• _Dataset excerpt_

• • • • • • •

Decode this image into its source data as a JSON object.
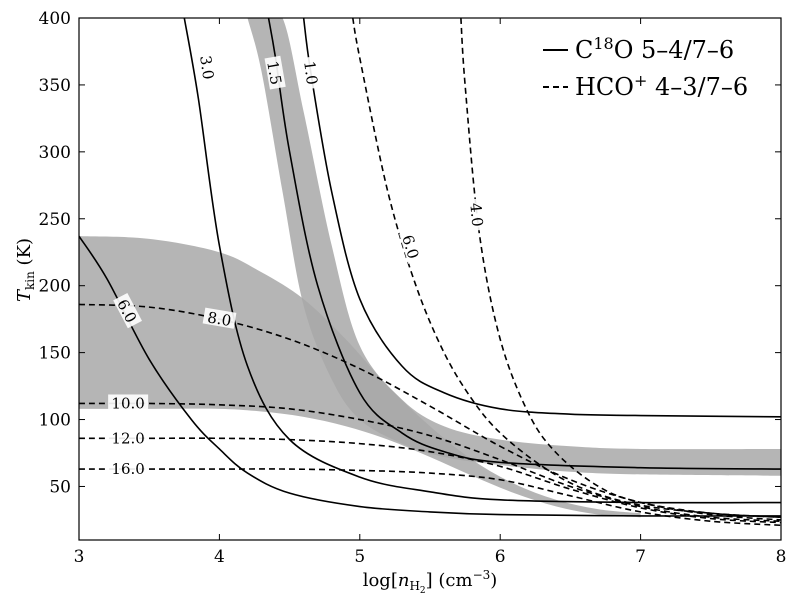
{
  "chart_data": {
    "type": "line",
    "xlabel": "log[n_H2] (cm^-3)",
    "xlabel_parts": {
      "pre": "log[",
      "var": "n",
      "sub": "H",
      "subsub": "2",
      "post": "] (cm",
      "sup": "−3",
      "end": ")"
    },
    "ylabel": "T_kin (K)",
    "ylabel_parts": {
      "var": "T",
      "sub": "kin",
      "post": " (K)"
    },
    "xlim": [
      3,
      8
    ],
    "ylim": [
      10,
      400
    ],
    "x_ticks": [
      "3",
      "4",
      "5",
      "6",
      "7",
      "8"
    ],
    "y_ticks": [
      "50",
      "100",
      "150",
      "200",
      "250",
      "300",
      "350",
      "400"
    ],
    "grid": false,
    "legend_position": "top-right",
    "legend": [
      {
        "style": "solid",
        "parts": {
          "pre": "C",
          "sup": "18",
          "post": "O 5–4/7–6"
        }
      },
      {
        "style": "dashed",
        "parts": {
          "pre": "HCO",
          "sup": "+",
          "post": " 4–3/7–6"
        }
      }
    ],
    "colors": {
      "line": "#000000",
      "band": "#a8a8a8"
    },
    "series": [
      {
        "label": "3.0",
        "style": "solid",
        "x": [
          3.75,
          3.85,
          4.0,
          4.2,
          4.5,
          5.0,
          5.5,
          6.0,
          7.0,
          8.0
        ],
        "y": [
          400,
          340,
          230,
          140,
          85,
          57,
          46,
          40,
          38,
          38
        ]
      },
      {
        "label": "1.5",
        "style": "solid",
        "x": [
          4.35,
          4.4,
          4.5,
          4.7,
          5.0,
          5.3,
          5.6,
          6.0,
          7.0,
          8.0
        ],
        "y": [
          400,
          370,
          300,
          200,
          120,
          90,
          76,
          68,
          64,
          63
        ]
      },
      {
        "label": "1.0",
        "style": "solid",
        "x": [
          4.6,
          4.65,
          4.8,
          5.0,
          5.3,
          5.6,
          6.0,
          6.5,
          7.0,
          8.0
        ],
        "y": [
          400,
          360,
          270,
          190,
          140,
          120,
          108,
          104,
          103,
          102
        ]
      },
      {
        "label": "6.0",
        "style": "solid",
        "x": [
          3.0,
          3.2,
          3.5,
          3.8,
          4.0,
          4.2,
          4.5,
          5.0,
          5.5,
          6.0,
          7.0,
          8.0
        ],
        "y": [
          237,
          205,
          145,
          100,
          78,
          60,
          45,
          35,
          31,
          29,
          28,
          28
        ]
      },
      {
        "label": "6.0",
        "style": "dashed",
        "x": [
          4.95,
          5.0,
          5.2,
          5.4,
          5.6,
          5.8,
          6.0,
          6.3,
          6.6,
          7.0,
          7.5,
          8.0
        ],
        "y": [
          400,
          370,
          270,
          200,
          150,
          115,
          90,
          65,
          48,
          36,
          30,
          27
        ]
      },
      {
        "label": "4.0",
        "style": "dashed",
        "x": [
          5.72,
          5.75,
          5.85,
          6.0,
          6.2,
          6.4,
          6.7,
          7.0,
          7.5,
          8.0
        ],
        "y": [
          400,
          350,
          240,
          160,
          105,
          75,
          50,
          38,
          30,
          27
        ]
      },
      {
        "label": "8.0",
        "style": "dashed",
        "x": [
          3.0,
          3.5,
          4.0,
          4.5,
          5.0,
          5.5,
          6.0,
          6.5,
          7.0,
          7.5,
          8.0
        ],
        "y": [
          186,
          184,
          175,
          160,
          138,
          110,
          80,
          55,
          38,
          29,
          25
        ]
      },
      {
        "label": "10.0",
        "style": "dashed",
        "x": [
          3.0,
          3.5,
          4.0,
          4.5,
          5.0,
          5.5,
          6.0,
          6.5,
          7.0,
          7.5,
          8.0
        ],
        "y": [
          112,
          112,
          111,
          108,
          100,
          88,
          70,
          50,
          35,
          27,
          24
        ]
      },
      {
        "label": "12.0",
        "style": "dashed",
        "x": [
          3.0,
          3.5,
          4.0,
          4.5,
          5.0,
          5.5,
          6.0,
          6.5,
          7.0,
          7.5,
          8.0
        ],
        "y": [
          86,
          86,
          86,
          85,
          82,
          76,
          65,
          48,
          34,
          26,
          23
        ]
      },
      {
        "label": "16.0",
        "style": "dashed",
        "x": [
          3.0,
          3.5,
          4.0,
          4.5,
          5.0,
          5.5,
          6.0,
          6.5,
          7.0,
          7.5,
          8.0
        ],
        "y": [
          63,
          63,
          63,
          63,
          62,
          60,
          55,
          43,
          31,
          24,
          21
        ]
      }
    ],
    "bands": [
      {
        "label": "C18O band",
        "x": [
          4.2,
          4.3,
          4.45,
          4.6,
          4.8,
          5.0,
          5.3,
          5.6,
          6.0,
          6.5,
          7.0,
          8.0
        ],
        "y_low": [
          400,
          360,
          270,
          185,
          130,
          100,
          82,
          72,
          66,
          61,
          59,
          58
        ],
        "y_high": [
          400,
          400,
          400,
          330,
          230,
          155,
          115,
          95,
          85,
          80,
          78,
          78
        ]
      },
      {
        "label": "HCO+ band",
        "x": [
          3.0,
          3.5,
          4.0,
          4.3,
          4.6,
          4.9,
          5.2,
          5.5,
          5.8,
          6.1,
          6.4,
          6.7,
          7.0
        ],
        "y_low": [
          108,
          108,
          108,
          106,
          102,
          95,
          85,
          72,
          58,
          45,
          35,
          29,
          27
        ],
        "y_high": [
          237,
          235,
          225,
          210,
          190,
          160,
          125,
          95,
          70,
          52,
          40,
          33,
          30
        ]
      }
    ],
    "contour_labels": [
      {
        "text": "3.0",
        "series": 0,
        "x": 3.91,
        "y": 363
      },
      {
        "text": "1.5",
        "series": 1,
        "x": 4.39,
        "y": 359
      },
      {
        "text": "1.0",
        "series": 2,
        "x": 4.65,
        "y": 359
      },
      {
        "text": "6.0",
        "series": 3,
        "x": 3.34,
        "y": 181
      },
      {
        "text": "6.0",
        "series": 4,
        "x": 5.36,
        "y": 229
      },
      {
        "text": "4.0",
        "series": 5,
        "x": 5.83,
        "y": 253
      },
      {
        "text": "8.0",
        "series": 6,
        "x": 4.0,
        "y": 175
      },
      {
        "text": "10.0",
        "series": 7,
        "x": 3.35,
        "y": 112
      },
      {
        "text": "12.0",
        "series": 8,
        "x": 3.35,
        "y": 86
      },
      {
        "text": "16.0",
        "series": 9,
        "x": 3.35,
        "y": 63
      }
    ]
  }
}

• • • • • • •

• _TASK TO COMPLETE_
Output the entries above exactly. Drop the pictures.

• _REPLY TO THE EXERCISE_
Decode this image into its source data as a JSON object.
{
  "chart_data": {
    "type": "line",
    "xlabel": "log[n_H2] (cm^-3)",
    "xlabel_parts": {
      "pre": "log[",
      "var": "n",
      "sub": "H",
      "subsub": "2",
      "post": "] (cm",
      "sup": "−3",
      "end": ")"
    },
    "ylabel": "T_kin (K)",
    "ylabel_parts": {
      "var": "T",
      "sub": "kin",
      "post": " (K)"
    },
    "xlim": [
      3,
      8
    ],
    "ylim": [
      10,
      400
    ],
    "x_ticks": [
      "3",
      "4",
      "5",
      "6",
      "7",
      "8"
    ],
    "y_ticks": [
      "50",
      "100",
      "150",
      "200",
      "250",
      "300",
      "350",
      "400"
    ],
    "grid": false,
    "legend_position": "top-right",
    "legend": [
      {
        "style": "solid",
        "parts": {
          "pre": "C",
          "sup": "18",
          "post": "O 5–4/7–6"
        }
      },
      {
        "style": "dashed",
        "parts": {
          "pre": "HCO",
          "sup": "+",
          "post": " 4–3/7–6"
        }
      }
    ],
    "colors": {
      "line": "#000000",
      "band": "#a8a8a8"
    },
    "series": [
      {
        "label": "3.0",
        "style": "solid",
        "x": [
          3.75,
          3.85,
          4.0,
          4.2,
          4.5,
          5.0,
          5.5,
          6.0,
          7.0,
          8.0
        ],
        "y": [
          400,
          340,
          230,
          140,
          85,
          57,
          46,
          40,
          38,
          38
        ]
      },
      {
        "label": "1.5",
        "style": "solid",
        "x": [
          4.35,
          4.4,
          4.5,
          4.7,
          5.0,
          5.3,
          5.6,
          6.0,
          7.0,
          8.0
        ],
        "y": [
          400,
          370,
          300,
          200,
          120,
          90,
          76,
          68,
          64,
          63
        ]
      },
      {
        "label": "1.0",
        "style": "solid",
        "x": [
          4.6,
          4.65,
          4.8,
          5.0,
          5.3,
          5.6,
          6.0,
          6.5,
          7.0,
          8.0
        ],
        "y": [
          400,
          360,
          270,
          190,
          140,
          120,
          108,
          104,
          103,
          102
        ]
      },
      {
        "label": "6.0",
        "style": "solid",
        "x": [
          3.0,
          3.2,
          3.5,
          3.8,
          4.0,
          4.2,
          4.5,
          5.0,
          5.5,
          6.0,
          7.0,
          8.0
        ],
        "y": [
          237,
          205,
          145,
          100,
          78,
          60,
          45,
          35,
          31,
          29,
          28,
          28
        ]
      },
      {
        "label": "6.0",
        "style": "dashed",
        "x": [
          4.95,
          5.0,
          5.2,
          5.4,
          5.6,
          5.8,
          6.0,
          6.3,
          6.6,
          7.0,
          7.5,
          8.0
        ],
        "y": [
          400,
          370,
          270,
          200,
          150,
          115,
          90,
          65,
          48,
          36,
          30,
          27
        ]
      },
      {
        "label": "4.0",
        "style": "dashed",
        "x": [
          5.72,
          5.75,
          5.85,
          6.0,
          6.2,
          6.4,
          6.7,
          7.0,
          7.5,
          8.0
        ],
        "y": [
          400,
          350,
          240,
          160,
          105,
          75,
          50,
          38,
          30,
          27
        ]
      },
      {
        "label": "8.0",
        "style": "dashed",
        "x": [
          3.0,
          3.5,
          4.0,
          4.5,
          5.0,
          5.5,
          6.0,
          6.5,
          7.0,
          7.5,
          8.0
        ],
        "y": [
          186,
          184,
          175,
          160,
          138,
          110,
          80,
          55,
          38,
          29,
          25
        ]
      },
      {
        "label": "10.0",
        "style": "dashed",
        "x": [
          3.0,
          3.5,
          4.0,
          4.5,
          5.0,
          5.5,
          6.0,
          6.5,
          7.0,
          7.5,
          8.0
        ],
        "y": [
          112,
          112,
          111,
          108,
          100,
          88,
          70,
          50,
          35,
          27,
          24
        ]
      },
      {
        "label": "12.0",
        "style": "dashed",
        "x": [
          3.0,
          3.5,
          4.0,
          4.5,
          5.0,
          5.5,
          6.0,
          6.5,
          7.0,
          7.5,
          8.0
        ],
        "y": [
          86,
          86,
          86,
          85,
          82,
          76,
          65,
          48,
          34,
          26,
          23
        ]
      },
      {
        "label": "16.0",
        "style": "dashed",
        "x": [
          3.0,
          3.5,
          4.0,
          4.5,
          5.0,
          5.5,
          6.0,
          6.5,
          7.0,
          7.5,
          8.0
        ],
        "y": [
          63,
          63,
          63,
          63,
          62,
          60,
          55,
          43,
          31,
          24,
          21
        ]
      }
    ],
    "bands": [
      {
        "label": "C18O band",
        "x": [
          4.2,
          4.3,
          4.45,
          4.6,
          4.8,
          5.0,
          5.3,
          5.6,
          6.0,
          6.5,
          7.0,
          8.0
        ],
        "y_low": [
          400,
          360,
          270,
          185,
          130,
          100,
          82,
          72,
          66,
          61,
          59,
          58
        ],
        "y_high": [
          400,
          400,
          400,
          330,
          230,
          155,
          115,
          95,
          85,
          80,
          78,
          78
        ]
      },
      {
        "label": "HCO+ band",
        "x": [
          3.0,
          3.5,
          4.0,
          4.3,
          4.6,
          4.9,
          5.2,
          5.5,
          5.8,
          6.1,
          6.4,
          6.7,
          7.0
        ],
        "y_low": [
          108,
          108,
          108,
          106,
          102,
          95,
          85,
          72,
          58,
          45,
          35,
          29,
          27
        ],
        "y_high": [
          237,
          235,
          225,
          210,
          190,
          160,
          125,
          95,
          70,
          52,
          40,
          33,
          30
        ]
      }
    ],
    "contour_labels": [
      {
        "text": "3.0",
        "series": 0,
        "x": 3.91,
        "y": 363
      },
      {
        "text": "1.5",
        "series": 1,
        "x": 4.39,
        "y": 359
      },
      {
        "text": "1.0",
        "series": 2,
        "x": 4.65,
        "y": 359
      },
      {
        "text": "6.0",
        "series": 3,
        "x": 3.34,
        "y": 181
      },
      {
        "text": "6.0",
        "series": 4,
        "x": 5.36,
        "y": 229
      },
      {
        "text": "4.0",
        "series": 5,
        "x": 5.83,
        "y": 253
      },
      {
        "text": "8.0",
        "series": 6,
        "x": 4.0,
        "y": 175
      },
      {
        "text": "10.0",
        "series": 7,
        "x": 3.35,
        "y": 112
      },
      {
        "text": "12.0",
        "series": 8,
        "x": 3.35,
        "y": 86
      },
      {
        "text": "16.0",
        "series": 9,
        "x": 3.35,
        "y": 63
      }
    ]
  }
}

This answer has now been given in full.